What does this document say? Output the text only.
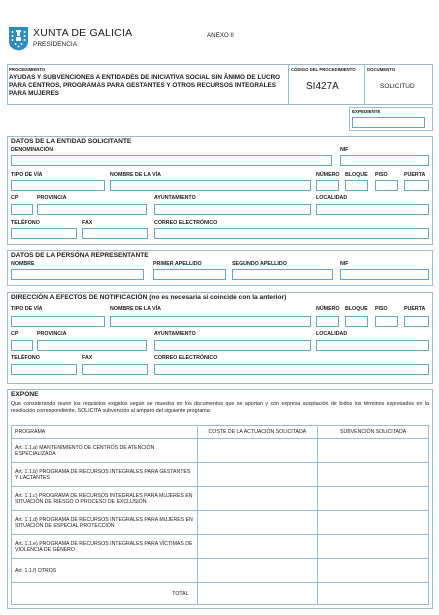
XUNTA DE GALICIA
PRESIDENCIA
ANEXO II
PROCEDIMIENTO
AYUDAS Y SUBVENCIONES A ENTIDADES DE INICIATIVA SOCIAL SIN ÁNIMO DE LUCRO PARA CENTROS, PROGRAMAS PARA GESTANTES Y OTROS RECURSOS INTEGRALES PARA MUJERES
CÓDIGO DEL PROCEDIMIENTO
SI427A
DOCUMENTO
SOLICITUD
EXPEDIENTE
DATOS DE LA ENTIDAD SOLICITANTE
DENOMINACIÓN	NIF
TIPO DE VÍA	NOMBRE DE LA VÍA	NÚMERO BLOQUE PISO	PUERTA
CP	PROVINCIA	AYUNTAMIENTO	LOCALIDAD
TELÉFONO	FAX	CORREO ELECTRÓNICO
DATOS DE LA PERSONA REPRESENTANTE
NOMBRE	PRIMER APELLIDO	SEGUNDO APELLIDO	NIF
DIRECCIÓN A EFECTOS DE NOTIFICACIÓN (no es necesaria si coincide con la anterior)
TIPO DE VÍA	NOMBRE DE LA VÍA	NÚMERO BLOQUE PISO	PUERTA
CP	PROVINCIA	AYUNTAMIENTO	LOCALIDAD
TELÉFONO	FAX	CORREO ELECTRÓNICO
EXPONE
Que considerando reunir los requisitos exigidos según se muestra en los documentos que se aportan y con expresa aceptación de todos los términos expresados en la resolución correspondiente, SOLICITA subvención al amparo del siguiente programa:
PROGRAMA	COSTE DE LA ACTUACIÓN SOLICITADA	SUBVENCIÓN SOLICITADA
Art. 1.1.a) MANTENIMIENTO DE CENTROS DE ATENCIÓN ESPECIALIZADA		
Art. 1.1.b) PROGRAMA DE RECURSOS INTEGRALES PARA GESTANTES Y LACTANTES		
Art. 1.1.c) PROGRAMA DE RECURSOS INTEGRALES PARA MUJERES EN SITUACIÓN DE RIESGO O PROCESO DE EXCLUSIÓN		
Art. 1.1.d) PROGRAMA DE RECURSOS INTEGRALES PARA MUJERES EN SITUACIÓN DE ESPECIAL PROTECCIÓN		
Art. 1.1.e) PROGRAMA DE RECURSOS INTEGRALES PARA VÍCTIMAS DE VIOLENCIA DE GÉNERO		
Art. 1.1.f) OTROS		
TOTAL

### SHORT TASK
Count every line in the listing above that holds "SITUACIÓN", then report only the count.

### EXPECTED ANSWER
2